→ **THE PROBLEM**: Go through the data and copy every line exactly, but not the images.
## begin INPUT DATA
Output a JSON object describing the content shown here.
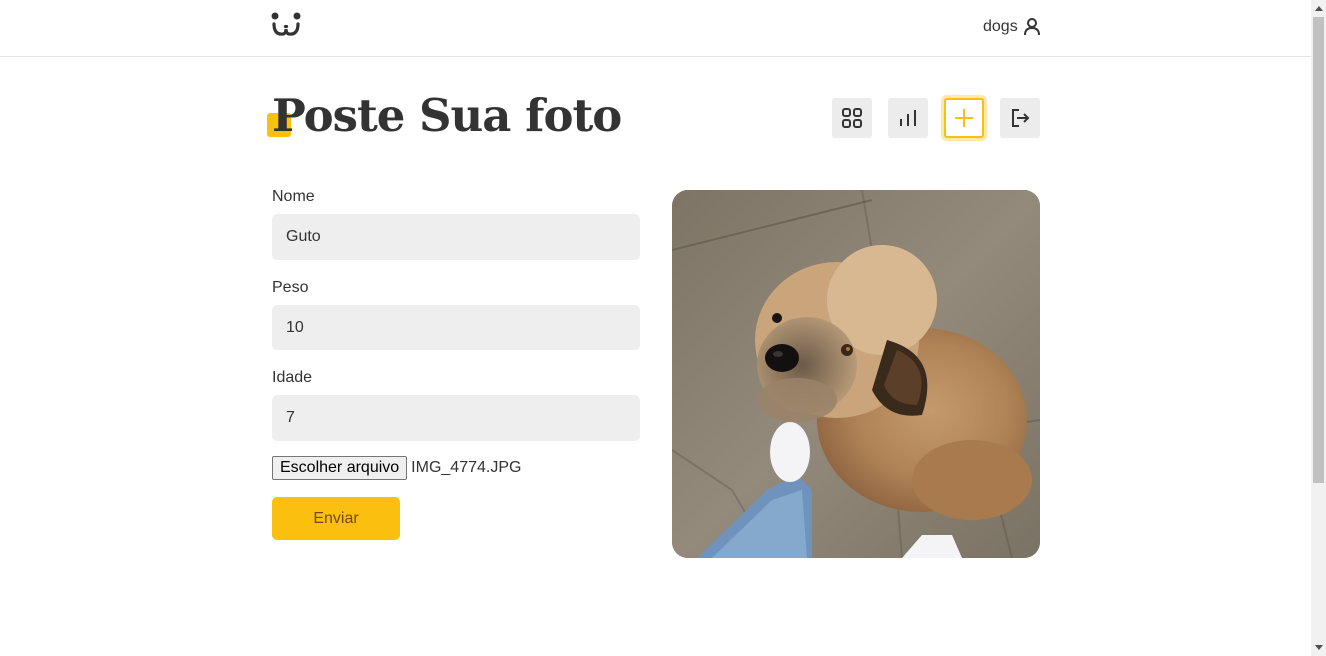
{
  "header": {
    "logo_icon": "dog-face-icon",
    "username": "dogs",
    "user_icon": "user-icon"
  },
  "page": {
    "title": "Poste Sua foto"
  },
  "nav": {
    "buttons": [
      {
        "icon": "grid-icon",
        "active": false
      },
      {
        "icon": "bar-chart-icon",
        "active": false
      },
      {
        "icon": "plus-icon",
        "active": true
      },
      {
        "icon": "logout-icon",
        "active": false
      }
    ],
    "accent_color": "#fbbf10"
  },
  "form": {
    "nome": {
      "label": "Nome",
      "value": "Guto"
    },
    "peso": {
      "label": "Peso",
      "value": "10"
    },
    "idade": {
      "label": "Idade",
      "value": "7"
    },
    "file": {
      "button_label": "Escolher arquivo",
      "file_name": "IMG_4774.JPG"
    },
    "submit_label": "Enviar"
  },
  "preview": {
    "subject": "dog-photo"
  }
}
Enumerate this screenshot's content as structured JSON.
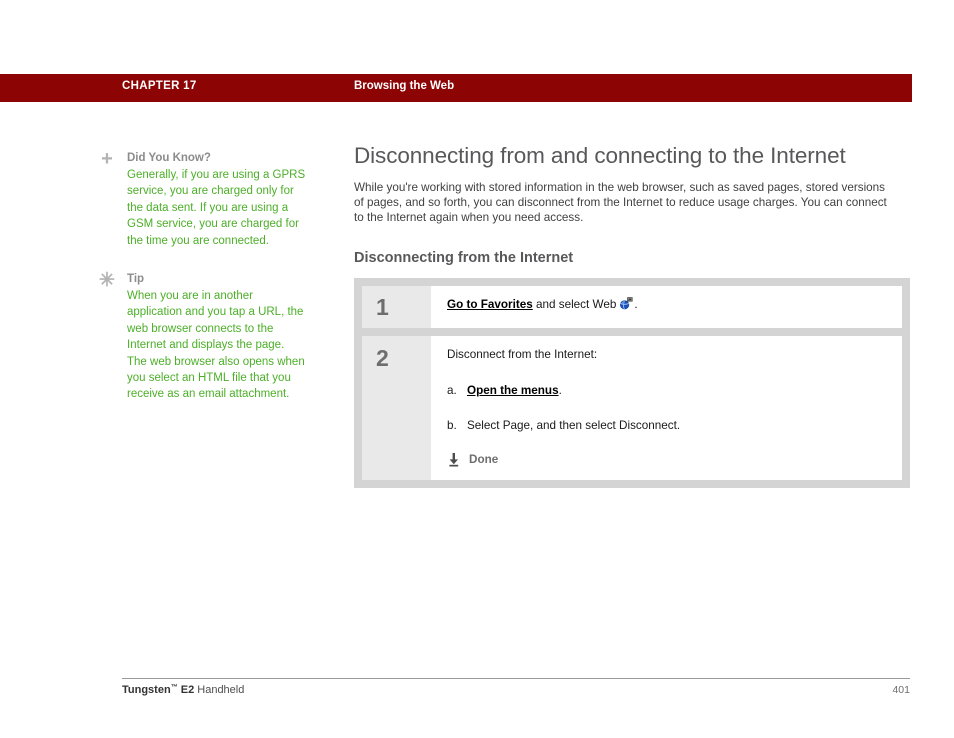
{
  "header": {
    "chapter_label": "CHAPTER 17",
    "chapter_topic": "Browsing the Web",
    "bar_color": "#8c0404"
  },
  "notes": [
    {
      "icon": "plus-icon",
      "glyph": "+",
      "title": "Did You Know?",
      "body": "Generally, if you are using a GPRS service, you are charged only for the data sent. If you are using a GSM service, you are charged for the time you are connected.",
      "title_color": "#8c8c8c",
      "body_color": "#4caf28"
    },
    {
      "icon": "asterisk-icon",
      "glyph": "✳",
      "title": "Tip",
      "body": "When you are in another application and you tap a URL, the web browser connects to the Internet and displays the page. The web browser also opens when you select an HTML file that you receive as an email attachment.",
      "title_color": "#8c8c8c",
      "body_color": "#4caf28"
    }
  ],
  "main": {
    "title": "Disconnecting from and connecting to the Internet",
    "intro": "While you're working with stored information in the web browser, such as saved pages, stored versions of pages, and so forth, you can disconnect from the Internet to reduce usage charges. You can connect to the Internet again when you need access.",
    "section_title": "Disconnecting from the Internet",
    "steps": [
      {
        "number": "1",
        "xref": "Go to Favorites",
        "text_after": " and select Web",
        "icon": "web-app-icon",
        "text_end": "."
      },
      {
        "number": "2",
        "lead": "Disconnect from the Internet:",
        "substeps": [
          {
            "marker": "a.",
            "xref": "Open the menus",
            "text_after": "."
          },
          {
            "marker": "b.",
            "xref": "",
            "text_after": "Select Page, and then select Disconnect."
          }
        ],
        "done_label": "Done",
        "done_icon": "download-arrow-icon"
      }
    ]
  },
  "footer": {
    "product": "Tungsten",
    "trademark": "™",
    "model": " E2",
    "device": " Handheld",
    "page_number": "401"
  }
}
## end INPUT DATA
→ **RESPONSE TO THIS EXERCISE**:
Output a JSON object describing the content shown here.
{
  "header": {
    "logo_icon": "dog-face-icon",
    "username": "dogs",
    "user_icon": "user-icon"
  },
  "page": {
    "title": "Poste Sua foto"
  },
  "nav": {
    "buttons": [
      {
        "icon": "grid-icon",
        "active": false
      },
      {
        "icon": "bar-chart-icon",
        "active": false
      },
      {
        "icon": "plus-icon",
        "active": true
      },
      {
        "icon": "logout-icon",
        "active": false
      }
    ],
    "accent_color": "#fbbf10"
  },
  "form": {
    "nome": {
      "label": "Nome",
      "value": "Guto"
    },
    "peso": {
      "label": "Peso",
      "value": "10"
    },
    "idade": {
      "label": "Idade",
      "value": "7"
    },
    "file": {
      "button_label": "Escolher arquivo",
      "file_name": "IMG_4774.JPG"
    },
    "submit_label": "Enviar"
  },
  "preview": {
    "subject": "dog-photo"
  }
}
Enumerate this screenshot's content as structured JSON.
{
  "header": {
    "chapter_label": "CHAPTER 17",
    "chapter_topic": "Browsing the Web",
    "bar_color": "#8c0404"
  },
  "notes": [
    {
      "icon": "plus-icon",
      "glyph": "+",
      "title": "Did You Know?",
      "body": "Generally, if you are using a GPRS service, you are charged only for the data sent. If you are using a GSM service, you are charged for the time you are connected.",
      "title_color": "#8c8c8c",
      "body_color": "#4caf28"
    },
    {
      "icon": "asterisk-icon",
      "glyph": "✳",
      "title": "Tip",
      "body": "When you are in another application and you tap a URL, the web browser connects to the Internet and displays the page. The web browser also opens when you select an HTML file that you receive as an email attachment.",
      "title_color": "#8c8c8c",
      "body_color": "#4caf28"
    }
  ],
  "main": {
    "title": "Disconnecting from and connecting to the Internet",
    "intro": "While you're working with stored information in the web browser, such as saved pages, stored versions of pages, and so forth, you can disconnect from the Internet to reduce usage charges. You can connect to the Internet again when you need access.",
    "section_title": "Disconnecting from the Internet",
    "steps": [
      {
        "number": "1",
        "xref": "Go to Favorites",
        "text_after": " and select Web",
        "icon": "web-app-icon",
        "text_end": "."
      },
      {
        "number": "2",
        "lead": "Disconnect from the Internet:",
        "substeps": [
          {
            "marker": "a.",
            "xref": "Open the menus",
            "text_after": "."
          },
          {
            "marker": "b.",
            "xref": "",
            "text_after": "Select Page, and then select Disconnect."
          }
        ],
        "done_label": "Done",
        "done_icon": "download-arrow-icon"
      }
    ]
  },
  "footer": {
    "product": "Tungsten",
    "trademark": "™",
    "model": " E2",
    "device": " Handheld",
    "page_number": "401"
  }
}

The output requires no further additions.